◆ AIM
From the entries provided below, copy each line that contains the word "printer".

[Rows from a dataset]
┌────────

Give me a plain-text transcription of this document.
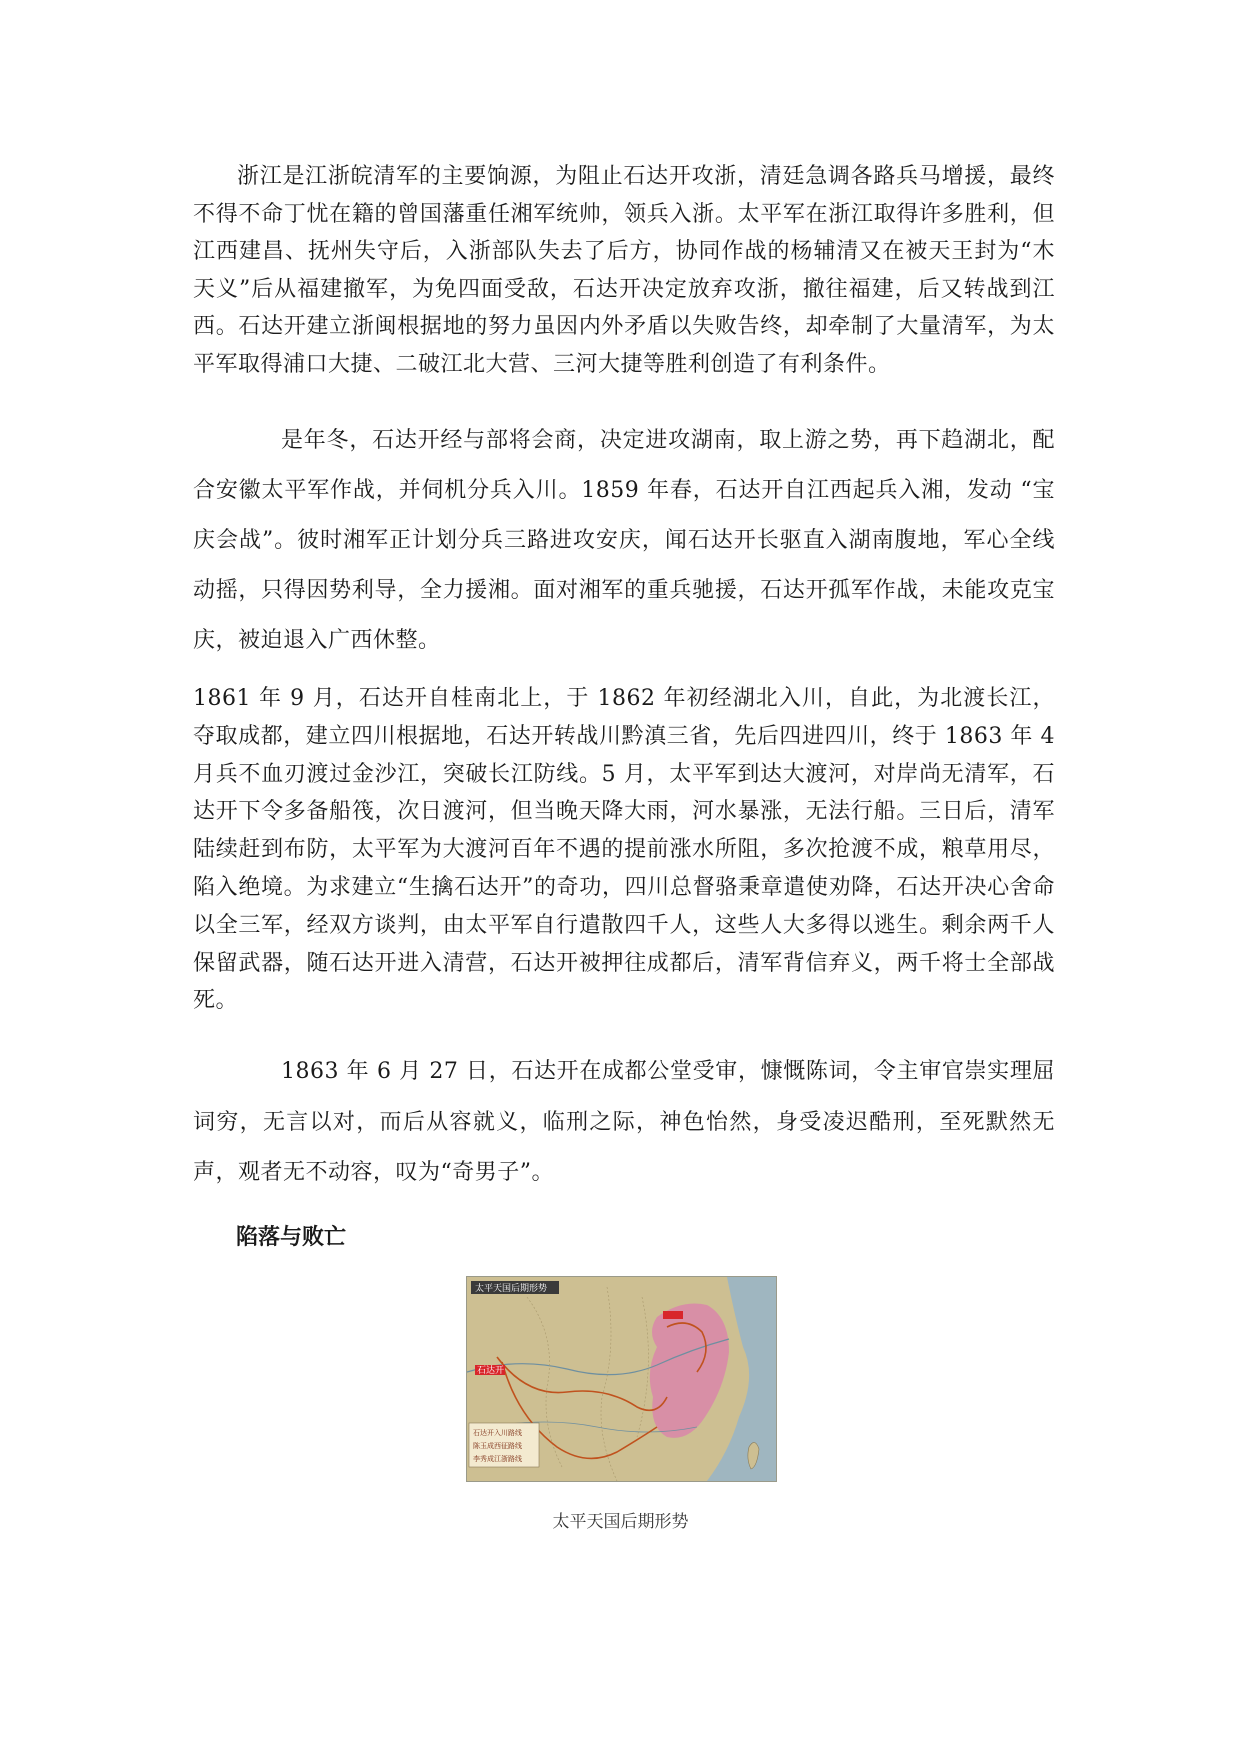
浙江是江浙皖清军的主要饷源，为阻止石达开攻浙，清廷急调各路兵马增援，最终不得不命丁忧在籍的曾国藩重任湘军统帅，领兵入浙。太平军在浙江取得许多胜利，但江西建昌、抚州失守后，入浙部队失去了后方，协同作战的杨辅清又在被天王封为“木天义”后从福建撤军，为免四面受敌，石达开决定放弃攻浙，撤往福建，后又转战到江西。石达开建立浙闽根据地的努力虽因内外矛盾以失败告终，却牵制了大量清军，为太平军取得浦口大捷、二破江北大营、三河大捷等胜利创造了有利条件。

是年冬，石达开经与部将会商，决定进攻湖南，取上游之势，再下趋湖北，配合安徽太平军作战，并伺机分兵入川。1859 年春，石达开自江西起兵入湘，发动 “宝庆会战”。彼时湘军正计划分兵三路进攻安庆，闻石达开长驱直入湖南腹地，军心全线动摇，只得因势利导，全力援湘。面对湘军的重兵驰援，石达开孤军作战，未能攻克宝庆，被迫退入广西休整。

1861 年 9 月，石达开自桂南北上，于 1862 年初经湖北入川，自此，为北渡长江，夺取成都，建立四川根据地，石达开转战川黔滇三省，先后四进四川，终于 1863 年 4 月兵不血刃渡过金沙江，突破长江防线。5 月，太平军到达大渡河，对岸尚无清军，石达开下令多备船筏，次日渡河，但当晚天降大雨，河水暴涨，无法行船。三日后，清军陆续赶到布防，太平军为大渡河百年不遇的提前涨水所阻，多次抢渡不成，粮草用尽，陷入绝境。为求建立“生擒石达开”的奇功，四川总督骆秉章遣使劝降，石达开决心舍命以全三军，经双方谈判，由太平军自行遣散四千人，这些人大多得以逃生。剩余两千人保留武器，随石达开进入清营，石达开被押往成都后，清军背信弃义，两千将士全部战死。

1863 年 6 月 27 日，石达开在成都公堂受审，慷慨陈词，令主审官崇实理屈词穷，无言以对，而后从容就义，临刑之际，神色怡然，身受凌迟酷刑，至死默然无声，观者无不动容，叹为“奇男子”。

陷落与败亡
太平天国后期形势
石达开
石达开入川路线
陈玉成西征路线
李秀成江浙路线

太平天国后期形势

└────────
┌────────

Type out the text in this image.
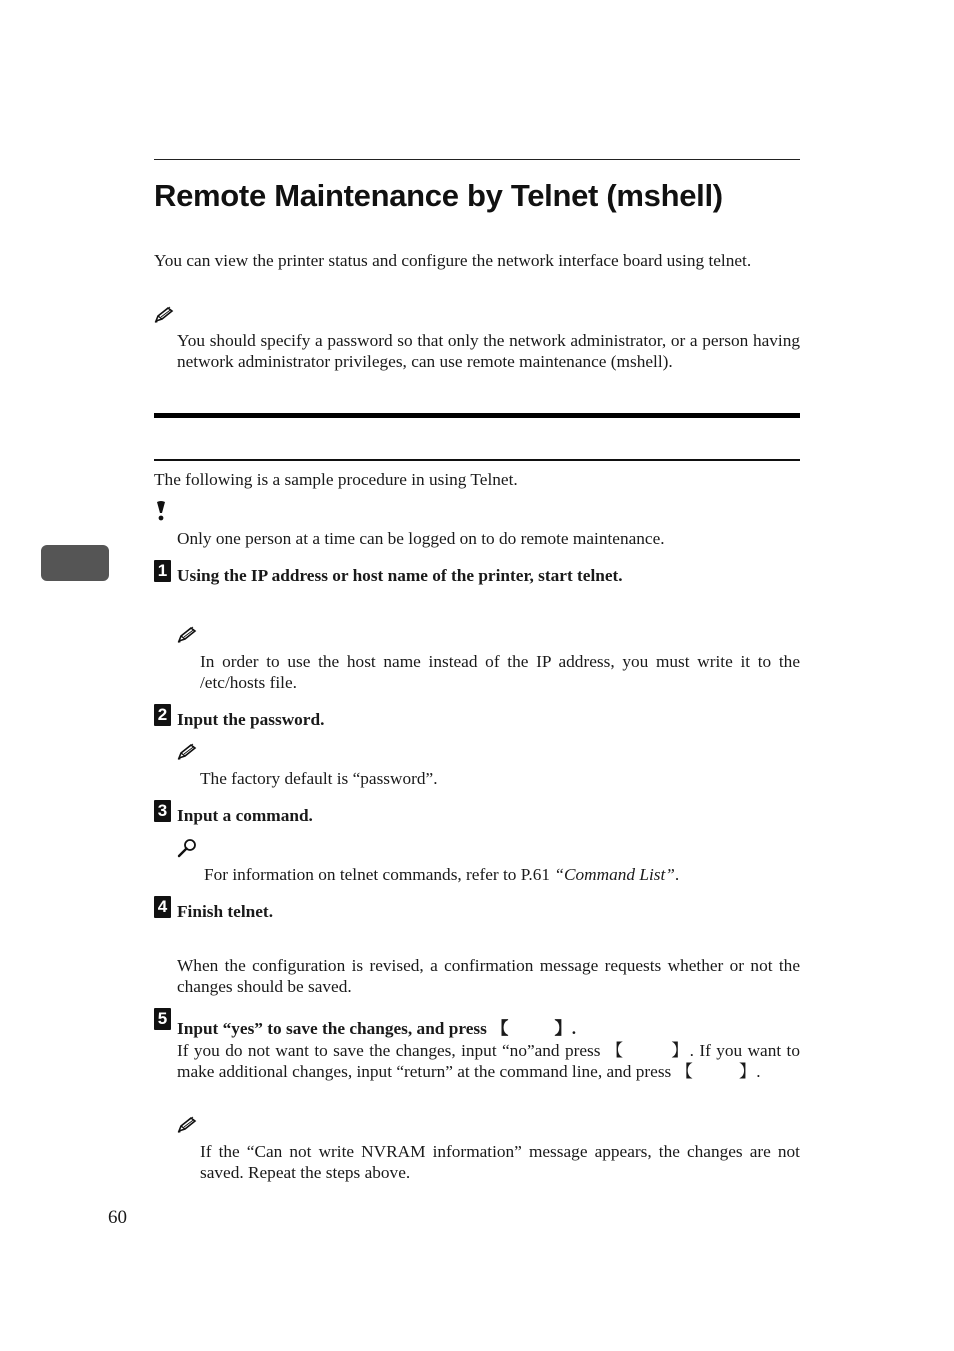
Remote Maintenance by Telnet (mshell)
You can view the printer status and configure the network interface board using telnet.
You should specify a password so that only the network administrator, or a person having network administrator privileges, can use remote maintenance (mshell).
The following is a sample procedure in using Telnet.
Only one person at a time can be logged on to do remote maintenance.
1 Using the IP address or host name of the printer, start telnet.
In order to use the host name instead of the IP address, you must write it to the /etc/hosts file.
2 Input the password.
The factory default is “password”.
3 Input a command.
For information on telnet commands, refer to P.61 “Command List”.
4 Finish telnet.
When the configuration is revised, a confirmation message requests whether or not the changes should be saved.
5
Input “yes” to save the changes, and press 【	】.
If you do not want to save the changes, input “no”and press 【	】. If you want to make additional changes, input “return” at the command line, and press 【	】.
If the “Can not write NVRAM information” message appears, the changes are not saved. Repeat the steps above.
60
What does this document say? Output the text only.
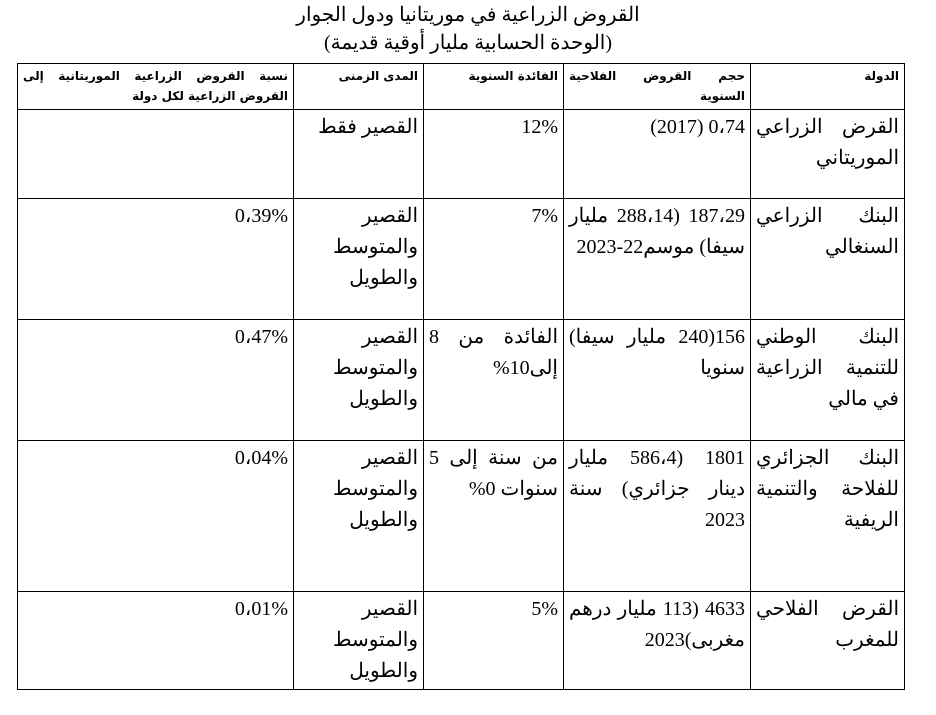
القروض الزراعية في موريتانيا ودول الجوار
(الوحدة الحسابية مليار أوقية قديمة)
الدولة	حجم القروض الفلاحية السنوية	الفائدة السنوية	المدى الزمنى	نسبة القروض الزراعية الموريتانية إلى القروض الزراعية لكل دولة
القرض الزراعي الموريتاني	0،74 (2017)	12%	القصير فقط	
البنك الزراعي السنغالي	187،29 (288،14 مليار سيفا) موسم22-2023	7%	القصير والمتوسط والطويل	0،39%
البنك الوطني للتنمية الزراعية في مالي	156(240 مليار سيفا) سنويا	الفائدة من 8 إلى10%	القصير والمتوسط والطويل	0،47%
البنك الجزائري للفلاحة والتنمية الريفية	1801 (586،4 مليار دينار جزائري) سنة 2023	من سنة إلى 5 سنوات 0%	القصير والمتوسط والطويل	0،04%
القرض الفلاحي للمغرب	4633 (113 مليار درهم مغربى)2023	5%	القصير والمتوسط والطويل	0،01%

└────────

◆ EXPECTED ANSWER
You can view the printer status and configure the network interface board using telnet.
1 Using the IP address or host name of the printer, start telnet.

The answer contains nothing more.